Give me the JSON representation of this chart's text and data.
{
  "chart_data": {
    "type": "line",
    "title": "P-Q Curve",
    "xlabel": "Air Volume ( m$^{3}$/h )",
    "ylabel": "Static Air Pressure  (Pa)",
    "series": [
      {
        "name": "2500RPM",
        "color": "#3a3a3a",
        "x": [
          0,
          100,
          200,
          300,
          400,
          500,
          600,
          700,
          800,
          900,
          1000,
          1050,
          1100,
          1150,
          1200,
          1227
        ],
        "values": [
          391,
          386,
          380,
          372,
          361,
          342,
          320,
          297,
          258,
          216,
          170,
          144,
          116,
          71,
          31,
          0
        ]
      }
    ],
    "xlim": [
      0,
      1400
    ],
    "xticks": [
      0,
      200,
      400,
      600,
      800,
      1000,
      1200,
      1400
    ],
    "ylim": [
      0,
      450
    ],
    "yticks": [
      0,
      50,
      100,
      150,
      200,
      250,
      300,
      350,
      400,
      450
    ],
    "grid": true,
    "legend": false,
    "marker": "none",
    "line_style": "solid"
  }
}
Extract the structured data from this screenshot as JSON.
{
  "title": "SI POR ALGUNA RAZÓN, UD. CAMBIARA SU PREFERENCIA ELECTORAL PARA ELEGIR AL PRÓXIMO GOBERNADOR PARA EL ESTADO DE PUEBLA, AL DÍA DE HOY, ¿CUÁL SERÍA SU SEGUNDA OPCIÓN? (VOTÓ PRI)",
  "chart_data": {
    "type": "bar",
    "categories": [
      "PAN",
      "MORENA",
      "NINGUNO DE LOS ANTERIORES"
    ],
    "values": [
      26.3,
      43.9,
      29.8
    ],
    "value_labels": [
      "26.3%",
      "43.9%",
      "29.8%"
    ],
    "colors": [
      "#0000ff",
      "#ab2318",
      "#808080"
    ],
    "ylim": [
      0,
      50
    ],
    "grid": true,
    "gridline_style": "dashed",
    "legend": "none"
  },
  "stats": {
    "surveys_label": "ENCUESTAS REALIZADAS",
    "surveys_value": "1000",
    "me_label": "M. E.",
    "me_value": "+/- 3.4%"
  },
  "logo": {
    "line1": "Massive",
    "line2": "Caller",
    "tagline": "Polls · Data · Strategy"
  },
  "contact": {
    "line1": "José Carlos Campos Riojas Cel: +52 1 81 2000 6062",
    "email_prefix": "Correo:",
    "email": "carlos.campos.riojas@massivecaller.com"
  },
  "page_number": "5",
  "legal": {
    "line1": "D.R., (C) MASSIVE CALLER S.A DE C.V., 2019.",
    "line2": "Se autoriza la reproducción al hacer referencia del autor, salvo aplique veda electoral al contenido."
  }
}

[Written task] From the entries above, pull out each line that includes "this".

[Completed exercise]
Give me the JSON representation of this chart's text and data.
Extract the structured data from this screenshot as JSON.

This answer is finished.